» **Excerpt from a dataset**:
....

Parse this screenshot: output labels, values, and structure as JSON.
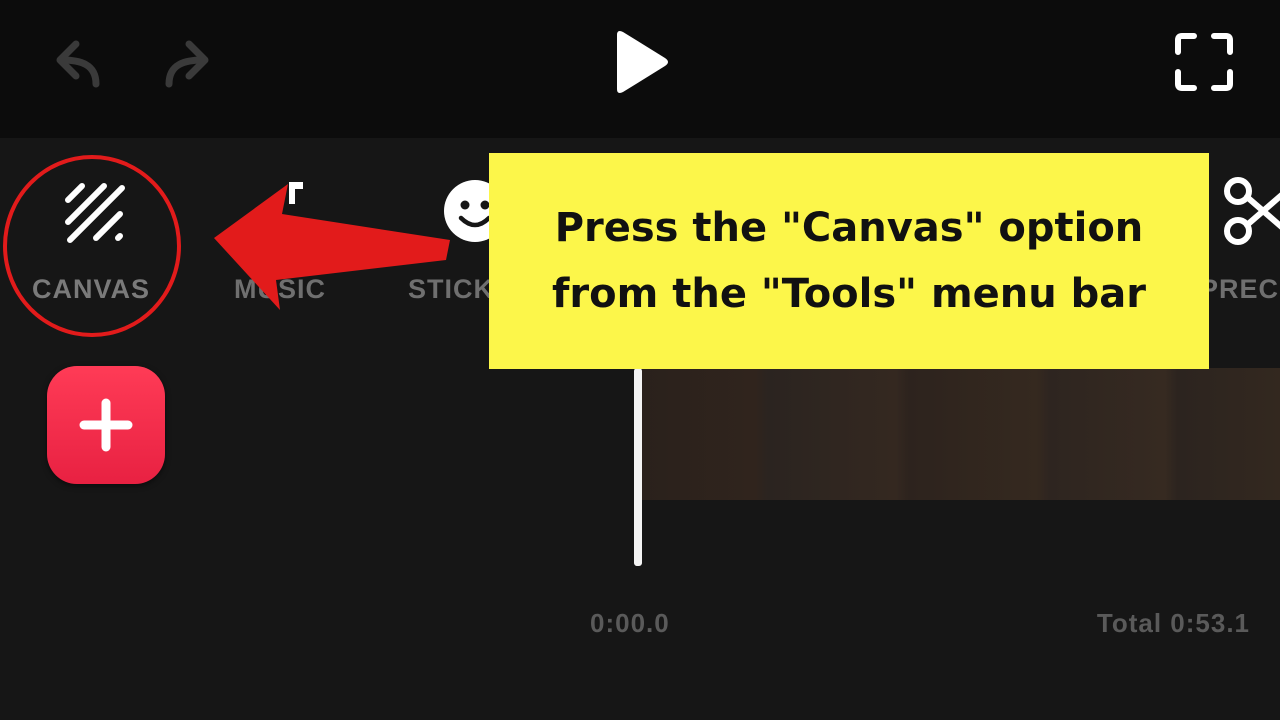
{
  "topbar": {
    "undo_icon": "undo-icon",
    "redo_icon": "redo-icon",
    "play_icon": "play-icon",
    "fullscreen_icon": "fullscreen-icon"
  },
  "tools": [
    {
      "id": "canvas",
      "label": "CANVAS",
      "icon": "canvas-icon"
    },
    {
      "id": "music",
      "label": "MUSIC",
      "icon": "music-icon"
    },
    {
      "id": "sticker",
      "label": "STICK",
      "icon": "sticker-icon"
    },
    {
      "id": "precut",
      "label": "PREC",
      "icon": "scissors-icon"
    }
  ],
  "add_button": {
    "icon": "plus-icon"
  },
  "timeline": {
    "current_time": "0:00.0",
    "total_time": "Total 0:53.1"
  },
  "annotation": {
    "callout_text": "Press the \"Canvas\" option\nfrom the \"Tools\" menu bar",
    "arrow_color": "#e21b1b",
    "callout_color": "#fcf64a"
  },
  "colors": {
    "background": "#161616",
    "topbar": "#0c0c0c",
    "accent": "#ff3b56",
    "highlight": "#e21b1b"
  }
}
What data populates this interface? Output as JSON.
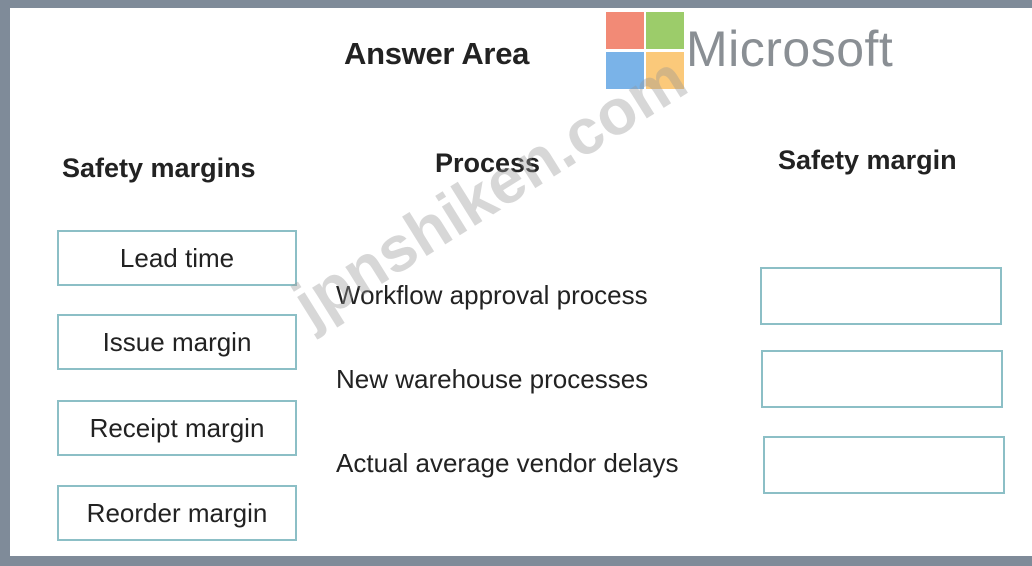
{
  "header": {
    "title": "Answer Area",
    "logo_text": "Microsoft",
    "logo_colors": [
      "#f28a76",
      "#9ccc6a",
      "#7ab3e8",
      "#fbc97a"
    ]
  },
  "columns": {
    "options_heading": "Safety margins",
    "process_heading": "Process",
    "target_heading": "Safety margin"
  },
  "options": [
    "Lead time",
    "Issue margin",
    "Receipt margin",
    "Reorder margin"
  ],
  "processes": [
    "Workflow approval process",
    "New warehouse processes",
    "Actual average vendor delays"
  ],
  "watermark": "jpnshiken.com",
  "colors": {
    "box_border": "#8cbfc6",
    "frame_background": "#7f8b99"
  }
}
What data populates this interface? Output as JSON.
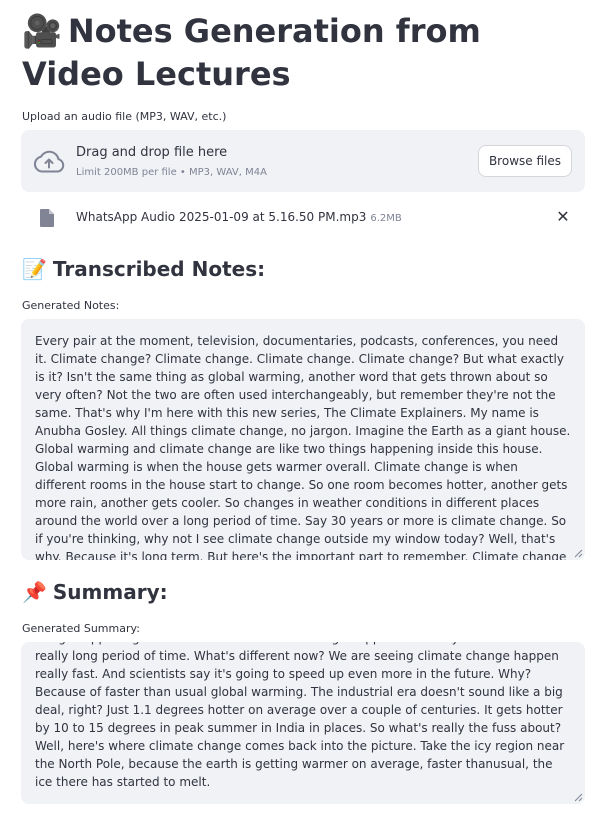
{
  "page": {
    "title_emoji": "🎥",
    "title": "Notes Generation from Video Lectures"
  },
  "upload": {
    "label": "Upload an audio file (MP3, WAV, etc.)",
    "dropzone_title": "Drag and drop file here",
    "dropzone_limit": "Limit 200MB per file • MP3, WAV, M4A",
    "browse_label": "Browse files",
    "icon": "cloud-upload-icon"
  },
  "file": {
    "name": "WhatsApp Audio 2025-01-09 at 5.16.50 PM.mp3",
    "size": "6.2MB",
    "remove_glyph": "✕",
    "icon": "file-icon"
  },
  "transcribed": {
    "emoji": "📝",
    "heading": "Transcribed Notes:",
    "field_label": "Generated Notes:",
    "text": " Every pair at the moment, television, documentaries, podcasts, conferences, you need it. Climate change? Climate change. Climate change. Climate change? But what exactly is it? Isn't the same thing as global warming, another word that gets thrown about so very often? Not the two are often used interchangeably, but remember they're not the same. That's why I'm here with this new series, The Climate Explainers. My name is Anubha Gosley. All things climate change, no jargon. Imagine the Earth as a giant house. Global warming and climate change are like two things happening inside this house. Global warming is when the house gets warmer overall. Climate change is when different rooms in the house start to change. So one room becomes hotter, another gets more rain, another gets cooler. So changes in weather conditions in different places around the world over a long period of time. Say 30 years or more is climate change. So if you're thinking, why not I see climate change outside my window today? Well, that's why. Because it's long term. But here's the important part to remember. Climate change happens naturally as well over a really long period of time. What's different now? The reason we're talking about it is we are seeing climate change happen really fast."
  },
  "summary": {
    "emoji": "📌",
    "heading": "Summary:",
    "field_label": "Generated Summary:",
    "text": "Imagine the Earth as a giant house. Global warming and climate change are like two things happening inside this house. Global warming and climate change are like two things happening inside this house. Climate change happens naturally as well over a really long period of time. What's different now? We are seeing climate change happen really fast. And scientists say it's going to speed up even more in the future. Why? Because of faster than usual global warming. The industrial era doesn't sound like a big deal, right? Just 1.1 degrees hotter on average over a couple of centuries. It gets hotter by 10 to 15 degrees in peak summer in India in places. So what's really the fuss about? Well, here's where climate change comes back into the picture. Take the icy region near the North Pole, because the earth is getting warmer on average, faster thanusual, the ice there has started to melt."
  }
}
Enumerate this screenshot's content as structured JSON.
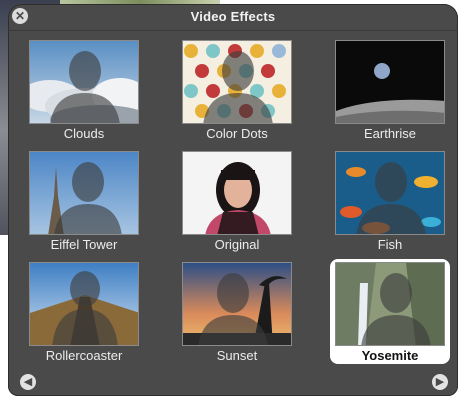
{
  "window": {
    "title": "Video Effects"
  },
  "effects": [
    {
      "label": "Clouds",
      "selected": false
    },
    {
      "label": "Color Dots",
      "selected": false
    },
    {
      "label": "Earthrise",
      "selected": false
    },
    {
      "label": "Eiffel Tower",
      "selected": false
    },
    {
      "label": "Original",
      "selected": false
    },
    {
      "label": "Fish",
      "selected": false
    },
    {
      "label": "Rollercoaster",
      "selected": false
    },
    {
      "label": "Sunset",
      "selected": false
    },
    {
      "label": "Yosemite",
      "selected": true
    }
  ],
  "icons": {
    "close": "close-icon",
    "prev": "left-arrow-icon",
    "next": "right-arrow-icon"
  },
  "colors": {
    "panel": "#4a4a4a",
    "title": "#f2f2f2",
    "selected_bg": "#ffffff"
  }
}
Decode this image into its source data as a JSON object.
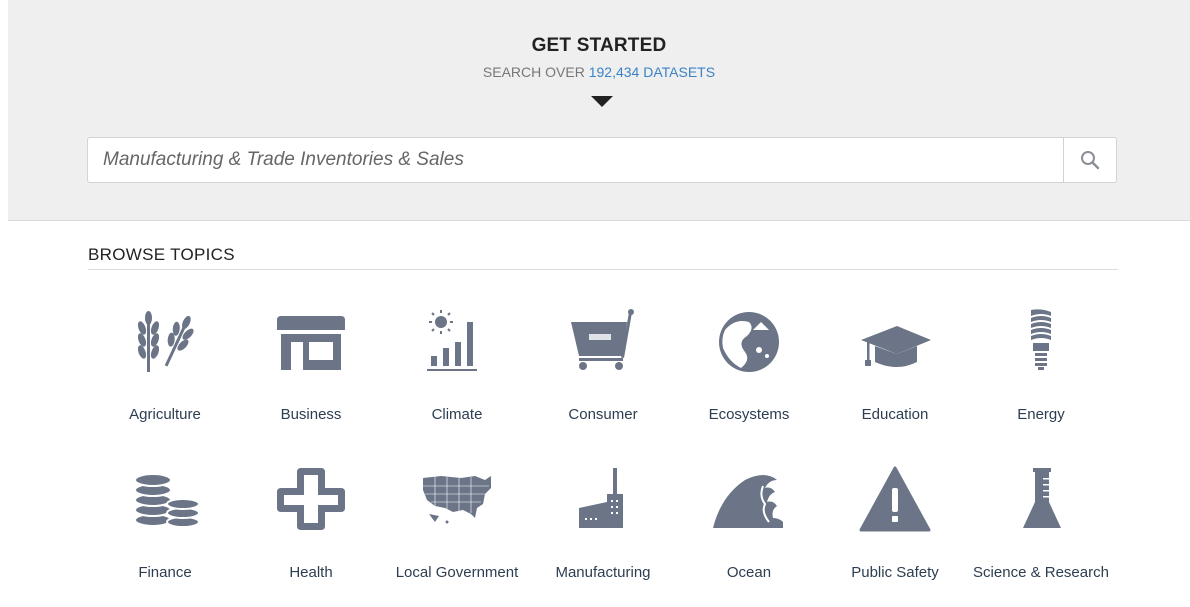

....

» **AIM**:
Images in the data above are to be skipped. Retype all other material exactly.

» **WRITTEN ANSWER**:
Parse this screenshot: output labels, values, and structure as JSON.
{
  "topbar": {
    "undo_icon": "undo-icon",
    "redo_icon": "redo-icon",
    "play_icon": "play-icon",
    "fullscreen_icon": "fullscreen-icon"
  },
  "tools": [
    {
      "id": "canvas",
      "label": "CANVAS",
      "icon": "canvas-icon"
    },
    {
      "id": "music",
      "label": "MUSIC",
      "icon": "music-icon"
    },
    {
      "id": "sticker",
      "label": "STICK",
      "icon": "sticker-icon"
    },
    {
      "id": "precut",
      "label": "PREC",
      "icon": "scissors-icon"
    }
  ],
  "add_button": {
    "icon": "plus-icon"
  },
  "timeline": {
    "current_time": "0:00.0",
    "total_time": "Total 0:53.1"
  },
  "annotation": {
    "callout_text": "Press the \"Canvas\" option\nfrom the \"Tools\" menu bar",
    "arrow_color": "#e21b1b",
    "callout_color": "#fcf64a"
  },
  "colors": {
    "background": "#161616",
    "topbar": "#0c0c0c",
    "accent": "#ff3b56",
    "highlight": "#e21b1b"
  }
}
What data populates this interface? Output as JSON.
{
  "header": {
    "title": "Answer Area",
    "logo_text": "Microsoft",
    "logo_colors": [
      "#f28a76",
      "#9ccc6a",
      "#7ab3e8",
      "#fbc97a"
    ]
  },
  "columns": {
    "options_heading": "Safety margins",
    "process_heading": "Process",
    "target_heading": "Safety margin"
  },
  "options": [
    "Lead time",
    "Issue margin",
    "Receipt margin",
    "Reorder margin"
  ],
  "processes": [
    "Workflow approval process",
    "New warehouse processes",
    "Actual average vendor delays"
  ],
  "watermark": "jpnshiken.com",
  "colors": {
    "box_border": "#8cbfc6",
    "frame_background": "#7f8b99"
  }
}
What data populates this interface? Output as JSON.
{
  "page": {
    "title_emoji": "🎥",
    "title": "Notes Generation from Video Lectures"
  },
  "upload": {
    "label": "Upload an audio file (MP3, WAV, etc.)",
    "dropzone_title": "Drag and drop file here",
    "dropzone_limit": "Limit 200MB per file • MP3, WAV, M4A",
    "browse_label": "Browse files",
    "icon": "cloud-upload-icon"
  },
  "file": {
    "name": "WhatsApp Audio 2025-01-09 at 5.16.50 PM.mp3",
    "size": "6.2MB",
    "remove_glyph": "✕",
    "icon": "file-icon"
  },
  "transcribed": {
    "emoji": "📝",
    "heading": "Transcribed Notes:",
    "field_label": "Generated Notes:",
    "text": " Every pair at the moment, television, documentaries, podcasts, conferences, you need it. Climate change? Climate change. Climate change. Climate change? But what exactly is it? Isn't the same thing as global warming, another word that gets thrown about so very often? Not the two are often used interchangeably, but remember they're not the same. That's why I'm here with this new series, The Climate Explainers. My name is Anubha Gosley. All things climate change, no jargon. Imagine the Earth as a giant house. Global warming and climate change are like two things happening inside this house. Global warming is when the house gets warmer overall. Climate change is when different rooms in the house start to change. So one room becomes hotter, another gets more rain, another gets cooler. So changes in weather conditions in different places around the world over a long period of time. Say 30 years or more is climate change. So if you're thinking, why not I see climate change outside my window today? Well, that's why. Because it's long term. But here's the important part to remember. Climate change happens naturally as well over a really long period of time. What's different now? The reason we're talking about it is we are seeing climate change happen really fast."
  },
  "summary": {
    "emoji": "📌",
    "heading": "Summary:",
    "field_label": "Generated Summary:",
    "text": "Imagine the Earth as a giant house. Global warming and climate change are like two things happening inside this house. Global warming and climate change are like two things happening inside this house. Climate change happens naturally as well over a really long period of time. What's different now? We are seeing climate change happen really fast. And scientists say it's going to speed up even more in the future. Why? Because of faster than usual global warming. The industrial era doesn't sound like a big deal, right? Just 1.1 degrees hotter on average over a couple of centuries. It gets hotter by 10 to 15 degrees in peak summer in India in places. So what's really the fuss about? Well, here's where climate change comes back into the picture. Take the icy region near the North Pole, because the earth is getting warmer on average, faster thanusual, the ice there has started to melt."
  }
}
Enumerate this screenshot's content as structured JSON.
{
  "window": {
    "title": "Video Effects"
  },
  "effects": [
    {
      "label": "Clouds",
      "selected": false
    },
    {
      "label": "Color Dots",
      "selected": false
    },
    {
      "label": "Earthrise",
      "selected": false
    },
    {
      "label": "Eiffel Tower",
      "selected": false
    },
    {
      "label": "Original",
      "selected": false
    },
    {
      "label": "Fish",
      "selected": false
    },
    {
      "label": "Rollercoaster",
      "selected": false
    },
    {
      "label": "Sunset",
      "selected": false
    },
    {
      "label": "Yosemite",
      "selected": true
    }
  ],
  "icons": {
    "close": "close-icon",
    "prev": "left-arrow-icon",
    "next": "right-arrow-icon"
  },
  "colors": {
    "panel": "#4a4a4a",
    "title": "#f2f2f2",
    "selected_bg": "#ffffff"
  }
}
Decode this image into its source data as a JSON object.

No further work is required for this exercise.